**TEXTE FOURNI:**
LES COQS DE CLOCHERS

Publié le 24 Septembre 2022

 

 

Dans les années 1955-1960, le charpentier du village avait été mandaté pour restaurer la charpente et donner une nouvelle jeunesse à la couverture du clocher de notre église.

Louis, mon grand-père avait participé à cette rénovation.

Comme le veut la tradition, le charpentier était passé auprès de chaque habitant et à la maison pour présenter le personnage qui, après bénédiction par le prêtre, allait de nouveau veiller sur les villageois comme il l'avait fait des siècles auparavant :

Le coq du clocher.

Haut comme trois pommes à l'époque, je me souviens très bien de cet événement.

 

Empanaché de rubans tricolores, il fut remis en place. A l'intérieur on a glissé un message pour les générations futures puis, fixé sur sa hampe, on lui fit faire trois tours sur son axe : un pour le curé et les chrétiens, un pour le maire et les habitants et un pour le charpentier couvreur.

On a veillé attentivement à ce qu'il tourne librement sur son axe, car il est arrivé que des couvreurs mécontents de leur salaire bloquent le coq sur la croix, au grand dam des villageois qui n'ont plus qu'une « girouette fixe ! »

 

Devenus objets si familiers, il nous vient rarement à l'esprit de nous interroger sur ses origines et des motifs qui ont poussé les hommes à placer au sommet de leurs édifices consacrés ce singulier volatile ?

 

 

petit croquis aquarellé Yves de Saint Jean

 

 

Le coq au sommet du clocher des églises est appelé « cochet ». Il fait office de girouette et indique la direction du vent. Si on ignore la réalité de l'origine de cette représentation du coq au faîte des clochers de nos villages, sa véritable fonction va bien au-delà d'une simple indication météorologique.

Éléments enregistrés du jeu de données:
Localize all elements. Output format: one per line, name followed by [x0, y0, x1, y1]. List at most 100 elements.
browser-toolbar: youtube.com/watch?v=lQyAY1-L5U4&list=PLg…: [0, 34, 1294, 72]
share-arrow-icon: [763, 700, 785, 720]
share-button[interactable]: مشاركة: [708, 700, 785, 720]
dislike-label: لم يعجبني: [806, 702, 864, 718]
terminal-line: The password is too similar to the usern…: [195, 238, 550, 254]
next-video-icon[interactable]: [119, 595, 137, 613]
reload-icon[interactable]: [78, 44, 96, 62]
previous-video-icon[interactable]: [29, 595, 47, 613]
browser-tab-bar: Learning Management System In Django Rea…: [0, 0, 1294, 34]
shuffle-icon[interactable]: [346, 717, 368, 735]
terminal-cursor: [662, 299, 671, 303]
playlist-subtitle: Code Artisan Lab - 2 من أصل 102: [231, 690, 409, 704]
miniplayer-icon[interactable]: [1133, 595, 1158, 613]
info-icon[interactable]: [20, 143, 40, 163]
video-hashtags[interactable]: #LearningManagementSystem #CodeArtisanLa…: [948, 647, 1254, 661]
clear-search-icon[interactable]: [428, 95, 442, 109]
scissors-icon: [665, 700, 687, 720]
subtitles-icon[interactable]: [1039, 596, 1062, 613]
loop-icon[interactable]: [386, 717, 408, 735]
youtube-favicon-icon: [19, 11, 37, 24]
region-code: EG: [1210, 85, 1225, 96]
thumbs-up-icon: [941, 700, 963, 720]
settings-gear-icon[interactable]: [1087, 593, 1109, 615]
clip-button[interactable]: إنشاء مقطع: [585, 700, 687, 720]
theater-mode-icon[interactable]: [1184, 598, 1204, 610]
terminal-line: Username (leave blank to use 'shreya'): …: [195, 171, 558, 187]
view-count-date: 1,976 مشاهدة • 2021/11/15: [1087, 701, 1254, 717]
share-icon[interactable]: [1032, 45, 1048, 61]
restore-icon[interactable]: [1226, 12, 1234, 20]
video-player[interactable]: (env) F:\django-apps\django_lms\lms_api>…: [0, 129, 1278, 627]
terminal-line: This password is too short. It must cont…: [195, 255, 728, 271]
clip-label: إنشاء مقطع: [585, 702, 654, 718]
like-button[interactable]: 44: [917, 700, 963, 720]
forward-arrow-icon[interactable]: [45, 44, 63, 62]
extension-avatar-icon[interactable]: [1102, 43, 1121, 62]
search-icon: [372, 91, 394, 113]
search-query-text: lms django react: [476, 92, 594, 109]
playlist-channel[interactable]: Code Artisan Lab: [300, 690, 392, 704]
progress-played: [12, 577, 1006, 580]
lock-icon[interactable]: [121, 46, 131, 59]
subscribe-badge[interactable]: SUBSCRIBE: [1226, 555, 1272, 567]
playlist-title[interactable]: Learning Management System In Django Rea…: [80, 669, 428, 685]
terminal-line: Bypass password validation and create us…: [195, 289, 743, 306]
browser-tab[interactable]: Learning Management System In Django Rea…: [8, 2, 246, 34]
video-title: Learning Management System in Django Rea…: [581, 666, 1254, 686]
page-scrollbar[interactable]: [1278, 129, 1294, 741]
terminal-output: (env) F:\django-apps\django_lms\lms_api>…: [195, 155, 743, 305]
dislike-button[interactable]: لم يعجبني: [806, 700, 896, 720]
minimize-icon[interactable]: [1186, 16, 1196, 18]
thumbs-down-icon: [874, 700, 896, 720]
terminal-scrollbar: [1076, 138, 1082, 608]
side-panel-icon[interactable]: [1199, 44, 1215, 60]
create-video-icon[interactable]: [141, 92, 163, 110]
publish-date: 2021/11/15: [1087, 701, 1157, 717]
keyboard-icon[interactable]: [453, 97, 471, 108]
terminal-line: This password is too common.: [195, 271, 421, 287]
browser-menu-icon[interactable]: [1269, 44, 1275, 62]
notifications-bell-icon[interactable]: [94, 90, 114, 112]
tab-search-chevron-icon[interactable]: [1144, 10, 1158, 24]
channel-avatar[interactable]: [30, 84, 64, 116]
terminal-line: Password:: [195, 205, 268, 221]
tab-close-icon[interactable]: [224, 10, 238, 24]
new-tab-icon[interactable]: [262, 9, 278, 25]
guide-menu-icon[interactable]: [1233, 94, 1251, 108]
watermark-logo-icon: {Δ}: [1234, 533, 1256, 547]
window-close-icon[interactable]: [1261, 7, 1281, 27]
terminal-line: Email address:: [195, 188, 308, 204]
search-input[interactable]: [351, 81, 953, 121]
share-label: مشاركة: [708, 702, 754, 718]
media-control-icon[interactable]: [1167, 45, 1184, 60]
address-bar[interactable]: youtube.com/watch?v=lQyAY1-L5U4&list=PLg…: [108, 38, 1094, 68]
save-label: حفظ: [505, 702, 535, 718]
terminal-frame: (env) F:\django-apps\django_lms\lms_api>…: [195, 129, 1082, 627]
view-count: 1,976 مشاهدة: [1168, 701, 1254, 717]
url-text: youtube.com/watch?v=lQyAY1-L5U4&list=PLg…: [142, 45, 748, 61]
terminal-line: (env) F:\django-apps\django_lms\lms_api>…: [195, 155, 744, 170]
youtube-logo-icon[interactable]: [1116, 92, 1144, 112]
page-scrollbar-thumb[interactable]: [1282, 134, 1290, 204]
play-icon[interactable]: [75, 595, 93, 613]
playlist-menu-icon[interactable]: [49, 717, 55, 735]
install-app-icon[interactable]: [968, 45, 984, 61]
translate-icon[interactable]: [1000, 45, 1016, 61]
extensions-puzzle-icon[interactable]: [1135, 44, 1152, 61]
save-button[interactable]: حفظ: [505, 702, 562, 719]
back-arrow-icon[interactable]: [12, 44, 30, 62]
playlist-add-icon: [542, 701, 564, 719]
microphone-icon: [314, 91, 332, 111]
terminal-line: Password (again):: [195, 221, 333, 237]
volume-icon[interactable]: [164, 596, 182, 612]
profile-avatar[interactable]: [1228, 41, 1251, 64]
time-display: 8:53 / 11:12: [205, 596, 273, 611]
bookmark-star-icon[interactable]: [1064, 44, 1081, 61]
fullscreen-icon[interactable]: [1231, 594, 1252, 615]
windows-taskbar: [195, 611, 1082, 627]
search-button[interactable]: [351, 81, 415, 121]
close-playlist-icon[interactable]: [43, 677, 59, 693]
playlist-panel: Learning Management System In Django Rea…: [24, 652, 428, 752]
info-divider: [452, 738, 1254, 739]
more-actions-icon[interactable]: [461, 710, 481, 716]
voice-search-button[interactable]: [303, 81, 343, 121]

**CONSIGNES:**
1/ D'après le texte sur les coqs de clochers, comment appelle-t-on le coq placé au sommet du clocher des églises ?
2/ Extrayez du texte sur les coqs de clochers le passage allant de « Le coq du clocher. » jusqu'à « singulier volatile ? » inclus.
3/ Écrivez, s'il vous plaît, la suite du texte sur les coqs de clochers à partir de l'endroit où il s'arrête.
Le listing est un matériau distinct du texte sur les coqs de clochers.

**RÉPONSES FINALES:**
1/ On l'appelle « cochet ».

2/
Le coq du clocher.

Haut comme trois pommes à l'époque, je me souviens très bien de cet événement.

 

Empanaché de rubans tricolores, il fut remis en place. A l'intérieur on a glissé un message pour les générations futures puis, fixé sur sa hampe, on lui fit faire trois tours sur son axe : un pour le curé et les chrétiens, un pour le maire et les habitants et un pour le charpentier couvreur.

On a veillé attentivement à ce qu'il tourne librement sur son axe, car il est arrivé que des couvreurs mécontents de leur salaire bloquent le coq sur la croix, au grand dam des villageois qui n'ont plus qu'une « girouette fixe ! »

 

Devenus objets si familiers, il nous vient rarement à l'esprit de nous interroger sur ses origines et des motifs qui ont poussé les hommes à placer au sommet de leurs édifices consacrés ce singulier volatile ?

3/
 

Voici quelque trois mille ans, les Chaldéens avaient déjà imaginé une relation entre le coq, annonciateur de l'aurore, et la planète Mercure, reprise plus tard par les adeptes de l'Alchimie pour désigner le métal correspondant connu à l'époque sous le nom de « vif argent ».

En Arabie, le coq suggérait aussi l'idée de résurrection. Pline, le latin, certifiait que le coq connaissait les étoiles et coupait la journée par son chant.

D'autres affirment que les girouettes étaient connues en Grèce.

 

Les chrétiens ont été les premiers à placer cet emblème sur les temples où ils se rassemblaient au chant du coq.

Son rôle serait de désigner les églises « orientées » c'est à dire tournées vers l'Orient, le soleil levant, l'Est.

Si l'édifice n'est pas tourné vers l'Est pour un motif particulier, le coq est absent du clocher. Il est remplacé par une étoile, un croissant de lune ou encore un globe ou un soleil flamboyant. Ainsi l'étoile indique que l'église a été bâtie dans l'axe d'une étoile fixe voire d'une planète.

Ces explications sont assez rares car, selon la règle, tout édifice religieux chrétien doit avoir son maître-autel dirigé vers le point de l'horizon où le soleil apparaît le jour de la fête du saint patron auquel il est dédié. Si l'église est orientée, elle aussi, vers l'est, le maître-autel est placé dans l'axe de la nef. Si le sanctuaire n'est pas orienté vers l'est, le maître-autel est décalé afin qu'il soit dirigé dans la bonne direction.

 

 

 

Le coq de Brescia

 

 

Eucher, moine à Lérins puis ermite dans le Luberon et enfin évêque de Lyon de 435 à 449, décrit un coq « revêtu de parure d'or, résistant à tous les souffles du vent qu'il brave sans défaillance ».

L'apparition de cette pratique remonte, dit-on, au 9ème siècle puisque le plus ancien coq de clocher se trouve à Brescia au nord de l'Italie.

En 820, Rampert, (Ramperto de Brescia), évêque de Brescia, fait fondre un coq de bronze, de cuivre, d'or et d'argent et le place au sommet de son église de Santi Faustino et Jovita.

Enlevé de son poste en 1891, conservé au musée de Santa Giulia, il est pratiquement intact. Remontant au début du 9ème siècle, le « coq Ramperto » peut être considéré comme le plus ancien coq girouette avec un âge de près de 1200 ans.

Le pape Léon IV (847-855) approuve Rampert et fait de même pour la basilique Saint Pierre, tandis qu'un autre ecclésiastique, au 10ème siècle, décrit « un coq de forme élégante tout resplendissant de l'éclat de l'or ».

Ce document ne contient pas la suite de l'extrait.